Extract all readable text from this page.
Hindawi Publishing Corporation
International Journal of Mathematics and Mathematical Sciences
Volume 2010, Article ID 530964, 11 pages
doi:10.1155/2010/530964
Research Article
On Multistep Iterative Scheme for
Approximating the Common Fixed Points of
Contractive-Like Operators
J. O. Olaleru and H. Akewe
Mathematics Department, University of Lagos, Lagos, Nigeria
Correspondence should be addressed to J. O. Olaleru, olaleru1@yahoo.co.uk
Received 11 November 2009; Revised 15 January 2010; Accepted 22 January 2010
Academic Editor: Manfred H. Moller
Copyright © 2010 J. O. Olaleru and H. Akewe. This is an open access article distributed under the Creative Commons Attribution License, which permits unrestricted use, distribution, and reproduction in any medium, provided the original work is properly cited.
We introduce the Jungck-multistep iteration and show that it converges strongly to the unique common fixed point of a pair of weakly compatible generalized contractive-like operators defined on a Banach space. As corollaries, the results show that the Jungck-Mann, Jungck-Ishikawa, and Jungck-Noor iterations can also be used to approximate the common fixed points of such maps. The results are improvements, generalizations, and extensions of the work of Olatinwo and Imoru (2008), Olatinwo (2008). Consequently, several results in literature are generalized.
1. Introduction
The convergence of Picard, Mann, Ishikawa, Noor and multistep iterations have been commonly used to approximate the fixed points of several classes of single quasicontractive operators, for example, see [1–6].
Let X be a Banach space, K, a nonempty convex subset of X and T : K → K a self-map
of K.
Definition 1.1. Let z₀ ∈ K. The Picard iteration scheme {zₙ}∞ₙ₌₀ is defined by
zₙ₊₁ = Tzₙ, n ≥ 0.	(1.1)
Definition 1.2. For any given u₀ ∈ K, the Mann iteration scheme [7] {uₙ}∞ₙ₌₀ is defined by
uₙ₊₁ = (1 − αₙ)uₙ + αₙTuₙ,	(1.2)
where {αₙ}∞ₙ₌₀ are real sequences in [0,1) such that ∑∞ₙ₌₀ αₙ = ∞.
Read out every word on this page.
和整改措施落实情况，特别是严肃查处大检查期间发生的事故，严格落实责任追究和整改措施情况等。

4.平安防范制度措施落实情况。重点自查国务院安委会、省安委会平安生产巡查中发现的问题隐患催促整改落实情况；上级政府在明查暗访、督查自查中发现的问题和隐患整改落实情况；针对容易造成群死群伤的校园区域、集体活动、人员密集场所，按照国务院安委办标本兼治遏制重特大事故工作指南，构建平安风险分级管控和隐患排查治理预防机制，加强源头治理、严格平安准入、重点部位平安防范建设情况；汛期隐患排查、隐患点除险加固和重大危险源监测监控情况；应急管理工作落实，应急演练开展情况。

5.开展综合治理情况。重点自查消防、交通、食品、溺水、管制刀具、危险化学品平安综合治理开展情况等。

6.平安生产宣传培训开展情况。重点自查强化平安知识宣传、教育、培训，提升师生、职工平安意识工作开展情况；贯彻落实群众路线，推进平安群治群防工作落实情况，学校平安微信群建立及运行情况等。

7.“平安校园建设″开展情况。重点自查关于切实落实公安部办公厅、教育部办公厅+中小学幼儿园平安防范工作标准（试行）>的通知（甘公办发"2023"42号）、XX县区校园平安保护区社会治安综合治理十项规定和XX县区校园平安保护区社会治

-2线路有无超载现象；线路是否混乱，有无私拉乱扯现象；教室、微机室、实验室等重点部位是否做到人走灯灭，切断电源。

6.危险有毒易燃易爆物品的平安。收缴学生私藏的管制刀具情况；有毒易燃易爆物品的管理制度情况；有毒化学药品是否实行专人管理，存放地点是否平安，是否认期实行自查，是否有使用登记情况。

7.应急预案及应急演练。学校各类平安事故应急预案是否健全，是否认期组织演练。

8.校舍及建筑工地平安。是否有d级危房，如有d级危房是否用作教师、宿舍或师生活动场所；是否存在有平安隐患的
*****
● **Your task**: From the records above, extract every entry verbatim.

● **Result below**:
Extract all readable text from this page.
Hindawi Publishing Corporation
International Journal of Mathematics and Mathematical Sciences
Volume 2010, Article ID 530964, 11 pages
doi:10.1155/2010/530964
Research Article
On Multistep Iterative Scheme for
Approximating the Common Fixed Points of
Contractive-Like Operators
J. O. Olaleru and H. Akewe
Mathematics Department, University of Lagos, Lagos, Nigeria
Correspondence should be addressed to J. O. Olaleru, olaleru1@yahoo.co.uk
Received 11 November 2009; Revised 15 January 2010; Accepted 22 January 2010
Academic Editor: Manfred H. Moller
Copyright © 2010 J. O. Olaleru and H. Akewe. This is an open access article distributed under the Creative Commons Attribution License, which permits unrestricted use, distribution, and reproduction in any medium, provided the original work is properly cited.
We introduce the Jungck-multistep iteration and show that it converges strongly to the unique common fixed point of a pair of weakly compatible generalized contractive-like operators defined on a Banach space. As corollaries, the results show that the Jungck-Mann, Jungck-Ishikawa, and Jungck-Noor iterations can also be used to approximate the common fixed points of such maps. The results are improvements, generalizations, and extensions of the work of Olatinwo and Imoru (2008), Olatinwo (2008). Consequently, several results in literature are generalized.
1. Introduction
The convergence of Picard, Mann, Ishikawa, Noor and multistep iterations have been commonly used to approximate the fixed points of several classes of single quasicontractive operators, for example, see [1–6].
Let X be a Banach space, K, a nonempty convex subset of X and T : K → K a self-map
of K.
Definition 1.1. Let z₀ ∈ K. The Picard iteration scheme {zₙ}∞ₙ₌₀ is defined by
zₙ₊₁ = Tzₙ, n ≥ 0.	(1.1)
Definition 1.2. For any given u₀ ∈ K, the Mann iteration scheme [7] {uₙ}∞ₙ₌₀ is defined by
uₙ₊₁ = (1 − αₙ)uₙ + αₙTuₙ,	(1.2)
where {αₙ}∞ₙ₌₀ are real sequences in [0,1) such that ∑∞ₙ₌₀ αₙ = ∞.
Read out every word on this page.
和整改措施落实情况，特别是严肃查处大检查期间发生的事故，严格落实责任追究和整改措施情况等。

4.平安防范制度措施落实情况。重点自查国务院安委会、省安委会平安生产巡查中发现的问题隐患催促整改落实情况；上级政府在明查暗访、督查自查中发现的问题和隐患整改落实情况；针对容易造成群死群伤的校园区域、集体活动、人员密集场所，按照国务院安委办标本兼治遏制重特大事故工作指南，构建平安风险分级管控和隐患排查治理预防机制，加强源头治理、严格平安准入、重点部位平安防范建设情况；汛期隐患排查、隐患点除险加固和重大危险源监测监控情况；应急管理工作落实，应急演练开展情况。

5.开展综合治理情况。重点自查消防、交通、食品、溺水、管制刀具、危险化学品平安综合治理开展情况等。

6.平安生产宣传培训开展情况。重点自查强化平安知识宣传、教育、培训，提升师生、职工平安意识工作开展情况；贯彻落实群众路线，推进平安群治群防工作落实情况，学校平安微信群建立及运行情况等。

7.“平安校园建设″开展情况。重点自查关于切实落实公安部办公厅、教育部办公厅+中小学幼儿园平安防范工作标准（试行）>的通知（甘公办发"2023"42号）、XX县区校园平安保护区社会治安综合治理十项规定和XX县区校园平安保护区社会治

-2线路有无超载现象；线路是否混乱，有无私拉乱扯现象；教室、微机室、实验室等重点部位是否做到人走灯灭，切断电源。

6.危险有毒易燃易爆物品的平安。收缴学生私藏的管制刀具情况；有毒易燃易爆物品的管理制度情况；有毒化学药品是否实行专人管理，存放地点是否平安，是否认期实行自查，是否有使用登记情况。

7.应急预案及应急演练。学校各类平安事故应急预案是否健全，是否认期组织演练。

8.校舍及建筑工地平安。是否有d级危房，如有d级危房是否用作教师、宿舍或师生活动场所；是否存在有平安隐患的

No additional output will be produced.